Items listed in a dataset
--

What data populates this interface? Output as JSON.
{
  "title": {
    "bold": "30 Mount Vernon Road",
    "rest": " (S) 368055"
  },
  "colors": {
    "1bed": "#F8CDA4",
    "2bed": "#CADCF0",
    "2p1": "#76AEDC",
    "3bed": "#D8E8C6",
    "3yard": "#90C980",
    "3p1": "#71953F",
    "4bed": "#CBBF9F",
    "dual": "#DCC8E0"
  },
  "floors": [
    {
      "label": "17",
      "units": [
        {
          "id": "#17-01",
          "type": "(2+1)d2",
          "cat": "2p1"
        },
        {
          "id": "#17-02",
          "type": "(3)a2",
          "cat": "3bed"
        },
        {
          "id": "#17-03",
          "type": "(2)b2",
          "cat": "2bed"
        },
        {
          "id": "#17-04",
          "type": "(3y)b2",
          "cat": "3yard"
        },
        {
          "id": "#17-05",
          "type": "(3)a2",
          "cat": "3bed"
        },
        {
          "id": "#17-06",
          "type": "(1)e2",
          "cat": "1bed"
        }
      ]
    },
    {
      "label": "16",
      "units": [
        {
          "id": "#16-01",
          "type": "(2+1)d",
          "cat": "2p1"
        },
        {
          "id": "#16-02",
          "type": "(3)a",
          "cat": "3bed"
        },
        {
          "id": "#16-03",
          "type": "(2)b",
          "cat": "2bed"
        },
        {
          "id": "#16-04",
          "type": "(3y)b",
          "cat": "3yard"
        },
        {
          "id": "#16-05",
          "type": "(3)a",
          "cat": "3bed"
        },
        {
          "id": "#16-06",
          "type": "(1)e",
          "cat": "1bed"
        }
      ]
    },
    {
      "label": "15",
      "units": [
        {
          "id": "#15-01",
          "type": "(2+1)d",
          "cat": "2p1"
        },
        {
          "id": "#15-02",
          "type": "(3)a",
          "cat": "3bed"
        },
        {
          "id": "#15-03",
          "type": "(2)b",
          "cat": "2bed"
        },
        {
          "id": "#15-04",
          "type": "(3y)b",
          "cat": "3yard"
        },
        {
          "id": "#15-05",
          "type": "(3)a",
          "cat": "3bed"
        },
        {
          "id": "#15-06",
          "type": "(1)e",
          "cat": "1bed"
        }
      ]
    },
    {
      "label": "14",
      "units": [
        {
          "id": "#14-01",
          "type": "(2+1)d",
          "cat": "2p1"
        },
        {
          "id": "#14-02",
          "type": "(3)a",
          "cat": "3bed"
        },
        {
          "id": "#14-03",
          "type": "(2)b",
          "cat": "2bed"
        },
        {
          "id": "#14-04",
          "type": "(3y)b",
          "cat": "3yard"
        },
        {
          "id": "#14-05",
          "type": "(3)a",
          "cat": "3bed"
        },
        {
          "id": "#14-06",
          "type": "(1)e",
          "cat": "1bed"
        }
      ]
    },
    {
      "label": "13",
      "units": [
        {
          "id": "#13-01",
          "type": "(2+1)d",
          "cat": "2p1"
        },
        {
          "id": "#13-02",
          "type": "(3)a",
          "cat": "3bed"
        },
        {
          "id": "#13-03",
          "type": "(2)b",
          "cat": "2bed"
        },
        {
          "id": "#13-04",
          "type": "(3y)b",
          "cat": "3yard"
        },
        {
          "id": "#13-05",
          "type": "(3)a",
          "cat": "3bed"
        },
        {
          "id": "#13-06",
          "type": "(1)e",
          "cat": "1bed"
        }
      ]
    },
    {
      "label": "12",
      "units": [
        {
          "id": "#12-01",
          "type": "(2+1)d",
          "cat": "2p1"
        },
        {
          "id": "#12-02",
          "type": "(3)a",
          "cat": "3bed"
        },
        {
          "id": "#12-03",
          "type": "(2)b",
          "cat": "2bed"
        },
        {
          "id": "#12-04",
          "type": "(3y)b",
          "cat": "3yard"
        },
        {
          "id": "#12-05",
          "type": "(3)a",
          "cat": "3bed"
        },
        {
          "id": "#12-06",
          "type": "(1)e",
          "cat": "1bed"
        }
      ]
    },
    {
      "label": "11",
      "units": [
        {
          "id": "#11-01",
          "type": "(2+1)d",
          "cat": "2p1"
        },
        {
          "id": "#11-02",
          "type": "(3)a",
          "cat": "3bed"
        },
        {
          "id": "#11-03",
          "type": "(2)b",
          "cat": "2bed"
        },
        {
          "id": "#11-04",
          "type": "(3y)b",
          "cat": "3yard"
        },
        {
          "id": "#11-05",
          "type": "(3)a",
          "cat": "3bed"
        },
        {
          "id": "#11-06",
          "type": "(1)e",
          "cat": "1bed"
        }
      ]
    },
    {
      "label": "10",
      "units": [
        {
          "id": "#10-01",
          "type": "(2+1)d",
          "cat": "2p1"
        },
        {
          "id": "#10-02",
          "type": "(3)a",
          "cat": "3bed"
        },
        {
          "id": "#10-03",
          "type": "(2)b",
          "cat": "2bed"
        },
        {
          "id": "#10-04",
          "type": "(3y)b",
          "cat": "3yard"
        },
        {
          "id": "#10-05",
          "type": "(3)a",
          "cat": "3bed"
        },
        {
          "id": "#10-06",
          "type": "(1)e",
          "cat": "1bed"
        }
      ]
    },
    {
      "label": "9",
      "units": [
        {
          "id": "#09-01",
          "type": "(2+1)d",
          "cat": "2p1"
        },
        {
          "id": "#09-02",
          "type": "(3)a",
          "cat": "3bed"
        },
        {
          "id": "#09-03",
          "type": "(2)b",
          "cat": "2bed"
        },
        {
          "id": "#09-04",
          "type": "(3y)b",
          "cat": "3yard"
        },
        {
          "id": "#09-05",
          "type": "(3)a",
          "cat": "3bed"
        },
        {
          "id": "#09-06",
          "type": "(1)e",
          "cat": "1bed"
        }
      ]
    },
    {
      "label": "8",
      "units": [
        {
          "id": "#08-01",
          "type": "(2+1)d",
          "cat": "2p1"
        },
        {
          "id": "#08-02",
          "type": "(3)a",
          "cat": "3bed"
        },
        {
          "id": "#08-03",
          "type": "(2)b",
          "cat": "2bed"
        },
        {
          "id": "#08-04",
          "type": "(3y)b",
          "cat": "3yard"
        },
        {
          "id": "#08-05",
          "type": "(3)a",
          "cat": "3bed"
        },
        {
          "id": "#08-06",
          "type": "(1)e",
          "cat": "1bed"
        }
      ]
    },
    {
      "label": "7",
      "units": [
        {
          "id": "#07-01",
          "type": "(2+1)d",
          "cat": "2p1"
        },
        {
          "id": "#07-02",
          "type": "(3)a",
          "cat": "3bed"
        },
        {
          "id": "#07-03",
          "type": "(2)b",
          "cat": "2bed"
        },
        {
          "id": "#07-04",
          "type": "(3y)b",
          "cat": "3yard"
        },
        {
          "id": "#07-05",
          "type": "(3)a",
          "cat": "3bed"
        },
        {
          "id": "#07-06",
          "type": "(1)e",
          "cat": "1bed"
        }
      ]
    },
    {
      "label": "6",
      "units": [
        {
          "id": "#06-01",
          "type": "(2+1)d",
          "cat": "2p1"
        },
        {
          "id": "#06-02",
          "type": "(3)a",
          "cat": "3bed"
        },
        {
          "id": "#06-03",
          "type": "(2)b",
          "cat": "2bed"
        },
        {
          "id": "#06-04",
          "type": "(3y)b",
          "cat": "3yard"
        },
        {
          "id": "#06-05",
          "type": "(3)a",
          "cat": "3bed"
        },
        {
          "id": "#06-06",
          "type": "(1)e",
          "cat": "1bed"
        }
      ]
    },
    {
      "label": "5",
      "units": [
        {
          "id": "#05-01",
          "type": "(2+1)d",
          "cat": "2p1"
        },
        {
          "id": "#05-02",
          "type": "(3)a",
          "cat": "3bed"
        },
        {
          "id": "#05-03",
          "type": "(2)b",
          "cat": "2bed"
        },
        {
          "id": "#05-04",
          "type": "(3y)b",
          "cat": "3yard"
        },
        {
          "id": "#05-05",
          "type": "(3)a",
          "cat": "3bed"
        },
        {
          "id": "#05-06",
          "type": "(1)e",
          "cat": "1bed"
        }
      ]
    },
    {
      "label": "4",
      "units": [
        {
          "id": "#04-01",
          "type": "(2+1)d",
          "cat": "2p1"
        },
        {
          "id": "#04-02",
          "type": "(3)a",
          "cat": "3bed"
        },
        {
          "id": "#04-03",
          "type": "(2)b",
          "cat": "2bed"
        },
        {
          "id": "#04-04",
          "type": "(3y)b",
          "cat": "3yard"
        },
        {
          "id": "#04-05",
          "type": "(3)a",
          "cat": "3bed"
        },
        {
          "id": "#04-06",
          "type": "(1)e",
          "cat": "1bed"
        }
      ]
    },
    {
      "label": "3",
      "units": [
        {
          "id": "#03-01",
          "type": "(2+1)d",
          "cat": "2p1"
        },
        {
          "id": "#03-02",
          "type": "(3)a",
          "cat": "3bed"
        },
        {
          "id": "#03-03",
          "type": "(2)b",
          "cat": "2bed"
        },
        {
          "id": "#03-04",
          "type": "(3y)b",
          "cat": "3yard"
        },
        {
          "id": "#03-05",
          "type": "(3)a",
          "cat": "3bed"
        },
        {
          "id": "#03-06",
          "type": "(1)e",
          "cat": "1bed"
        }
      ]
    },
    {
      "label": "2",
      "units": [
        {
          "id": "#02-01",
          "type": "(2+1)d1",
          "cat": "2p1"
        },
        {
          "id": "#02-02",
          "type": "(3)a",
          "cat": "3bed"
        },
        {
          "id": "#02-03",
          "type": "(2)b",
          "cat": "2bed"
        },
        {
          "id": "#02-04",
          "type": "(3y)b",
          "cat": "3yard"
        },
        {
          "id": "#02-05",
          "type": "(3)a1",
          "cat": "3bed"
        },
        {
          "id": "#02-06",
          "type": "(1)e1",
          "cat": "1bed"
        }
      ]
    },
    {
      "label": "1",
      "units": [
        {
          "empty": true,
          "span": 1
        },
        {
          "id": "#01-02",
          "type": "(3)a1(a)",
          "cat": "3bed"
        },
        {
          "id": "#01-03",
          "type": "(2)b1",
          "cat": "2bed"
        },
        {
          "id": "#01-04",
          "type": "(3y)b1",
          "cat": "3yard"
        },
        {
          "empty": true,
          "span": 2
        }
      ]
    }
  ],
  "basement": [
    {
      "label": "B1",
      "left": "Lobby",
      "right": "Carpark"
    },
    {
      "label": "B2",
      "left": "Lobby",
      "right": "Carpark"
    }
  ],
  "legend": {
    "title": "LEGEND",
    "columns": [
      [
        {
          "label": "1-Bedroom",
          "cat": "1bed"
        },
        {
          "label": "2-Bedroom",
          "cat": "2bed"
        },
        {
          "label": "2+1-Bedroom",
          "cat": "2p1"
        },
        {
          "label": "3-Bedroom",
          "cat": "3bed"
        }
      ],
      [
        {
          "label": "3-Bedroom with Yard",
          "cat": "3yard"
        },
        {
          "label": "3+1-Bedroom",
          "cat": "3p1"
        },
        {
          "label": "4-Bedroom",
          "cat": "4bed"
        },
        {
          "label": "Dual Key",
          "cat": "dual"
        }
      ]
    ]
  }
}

--

PROMPT
Search the records for the word "Bedroom", then list every line that has it.

THE ANSWER
          "label": "1-Bedroom",
          "label": "2-Bedroom",
          "label": "2+1-Bedroom",
          "label": "3-Bedroom",
          "label": "3-Bedroom with Yard",
          "label": "3+1-Bedroom",
          "label": "4-Bedroom",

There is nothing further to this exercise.